### AIM A
Reproduce, character for character, the lines of the entries from the line with "bar-label-fishes: Fishes bbox=[200, 232, 247, 249]" to the line with "bar-label-reptiles: Reptiles bbox=[200, 351, 258, 368]", including both of those lines.

### DOCUMENT EXTRACT
--------------------

To be free for these possibilities is to be free to pursue wisdom for it is only wisdom that can free us. Freedom is presupposed in wisdom, for freedom means to be free for the search of wisdom. Wisdom and freedom are inseparable. And between them is man, the only "intentional" being. This means that only man can be free.

On the other hand arbitrariness is the opposite of freedom. Arbitrariness will destroy any kind of freedom visible. It is arbitrariness which is destroying the society we now live in.

It is now that we must ask how we have come to this place, how did we get here. For the question of the meaning of man and of his task is tied to the question of freedom, and the question of freedom is tied to history. Perhaps in order to see man and freedom clearly we must start by analyzing the forces that have worked against man and against freedom. This means that we must investigate the process of dehumanization, because it is the precondition of our times. If the riddle of the world and of all things is man, than let us look into the riddle.  

II

It is said that ours is a time of no belief, for man has lost all of the things he can believe in. This is not so. Man still has at least one belief, an absolute negative one. This belief is called nihilism. Nihilism means nothingness, the devaluation of all values, and the devaluation of all values begins with man because he is the creator of values. This phenomenon of nihilism first given voice by Nietzsche and Kierkegaard has become the condition of our times. They were the first thinkers to have lived nihilism through to its conclusions. They begin by asking a simple question. How can we out of our experience get the idea of nothingness? The answer is that the idea of nothingness represents our supreme experience of the idea of death. We are afraid to become nothing. We do not speak of this idea because we take it for granted. There are other ideas of which one does not speak and which one takes for granted. I am told that in Greek culture no one ever mentioned the word freedom. Not even Socrates or Plato speaks of freedom. Socrates has no theory of freedom. He has only a fact, and this fact is so self-evident that he does not have to talk about it. One never talks about possessing what one has.

Now any philosopher, any true philosopher, must look at things and ideas that are silently presupposed. Freedom cannot be proved, and yet the greatest minds that have ever lived have acted as if it must be proved and always they have failed. Such freedom as they have sought degenerates into commandments. Even when one speaks of "free will" one introduces only another commander for if only my will is free than I am not free. Philosophers have looked everywhere for freedom. Some have said that only the mind can be free but I say that I am not interested in your thinkable freedom. That has already been done for me by others. We can speculate in thought into eternity, we can go on for a whole lifetime, and what we would have lost is our life. Such freedom becomes empty when it becomes eternal. We prove everything, and we prove nothing. Historically, freedom has been a metaphysical question. And then with Kierkegaard and Nietzsche the question of "nothingness" is raised, the "anti-metaphysical" question. And yet neither those who raised the question of freedom, or the question of nothingness knew that they were attempting to answer a futile question, because both questions are "absolute" questions.

Kant has said that as soon as you attempt to prove the existence of an absolute you come upon one contradiction after another. To attempt to answer "what is freedom", to give it a theoretical definition, is as futile as asking the question "what is nothingness" for both questions are metaphysical and therefore unanswerable. Unless as Kant realized, one ties these questions to concrete facts they become meaningless. It is for this reason that Socrates refused to answer such questions for he realized that they could not be experienced. Once, when he is asked what he thinks of death he answers that he knows nothing of death, because no one will ever die and then return to tell us about it.

--------------------

### AIM B
Write out the passage of the essay on freedom and nihilism from "On the other" to "now live in.", keeping every word as it appears.

Stored items:

--------------------

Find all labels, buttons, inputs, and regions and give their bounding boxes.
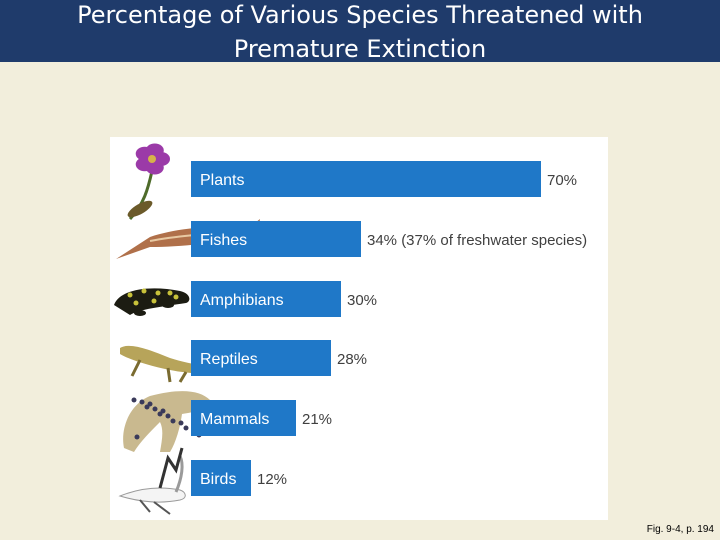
bar-label-fishes: Fishes bbox=[200, 232, 247, 249]
bar-label-mammals: Mammals bbox=[200, 411, 269, 428]
value-label-mammals: 21% bbox=[302, 411, 332, 428]
bar-label-amphibians: Amphibians bbox=[200, 292, 284, 309]
value-label-plants: 70% bbox=[547, 172, 577, 189]
value-label-reptiles: 28% bbox=[337, 351, 367, 368]
figure-caption: Fig. 9-4, p. 194 bbox=[646, 524, 714, 535]
slide-title: Percentage of Various Species Threatened… bbox=[77, 1, 643, 63]
lizard-icon bbox=[120, 345, 296, 383]
leopard-icon bbox=[123, 391, 210, 452]
title-bar: Percentage of Various Species Threatened… bbox=[0, 0, 720, 63]
bar-chart: Plants 70% Fishes 34% (37% of freshwater sp… bbox=[114, 143, 587, 515]
value-label-amphibians: 30% bbox=[347, 292, 377, 309]
bar-amphibians bbox=[191, 281, 341, 317]
chart-figure: Plants 70% Fishes 34% (37% of freshwater sp… bbox=[110, 137, 608, 520]
bar-birds bbox=[191, 460, 251, 496]
bar-label-reptiles: Reptiles bbox=[200, 351, 258, 368]
flower-icon bbox=[127, 143, 170, 221]
bar-fishes bbox=[191, 221, 361, 257]
value-label-fishes: 34% (37% of freshwater species) bbox=[367, 232, 587, 249]
value-label-birds: 12% bbox=[257, 471, 287, 488]
bar-plants bbox=[191, 161, 541, 197]
salamander-icon bbox=[114, 288, 190, 316]
bar-reptiles bbox=[191, 340, 331, 376]
bar-label-plants: Plants bbox=[200, 172, 244, 189]
bar-label-birds: Birds bbox=[200, 471, 236, 488]
bar-mammals bbox=[191, 400, 296, 436]
crane-icon bbox=[118, 447, 186, 515]
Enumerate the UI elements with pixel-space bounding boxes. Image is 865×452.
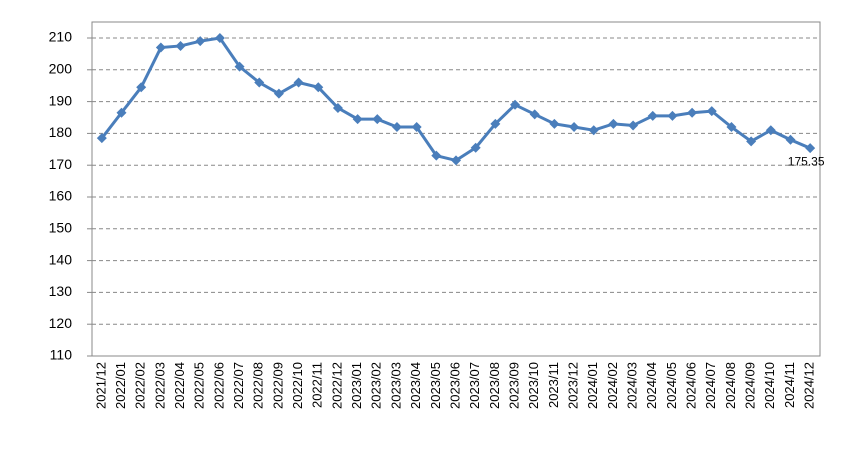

--------------------

### PROBLEM SOLUTION A
bar-label-fishes: Fishes bbox=[200, 232, 247, 249]
bar-label-mammals: Mammals bbox=[200, 411, 269, 428]
value-label-mammals: 21% bbox=[302, 411, 332, 428]
bar-label-amphibians: Amphibians bbox=[200, 292, 284, 309]
value-label-plants: 70% bbox=[547, 172, 577, 189]
value-label-reptiles: 28% bbox=[337, 351, 367, 368]
figure-caption: Fig. 9-4, p. 194 bbox=[646, 524, 714, 535]
slide-title: Percentage of Various Species Threatened… bbox=[77, 1, 643, 63]
lizard-icon bbox=[120, 345, 296, 383]
leopard-icon bbox=[123, 391, 210, 452]
title-bar: Percentage of Various Species Threatened… bbox=[0, 0, 720, 63]
bar-chart: Plants 70% Fishes 34% (37% of freshwater sp… bbox=[114, 143, 587, 515]
value-label-amphibians: 30% bbox=[347, 292, 377, 309]
bar-amphibians bbox=[191, 281, 341, 317]
chart-figure: Plants 70% Fishes 34% (37% of freshwater sp… bbox=[110, 137, 608, 520]
bar-birds bbox=[191, 460, 251, 496]
bar-label-reptiles: Reptiles bbox=[200, 351, 258, 368]

### PROBLEM SOLUTION B
On the other hand arbitrariness is the opposite of freedom. Arbitrariness will destroy any kind of freedom visible. It is arbitrariness which is destroying the society we now live in.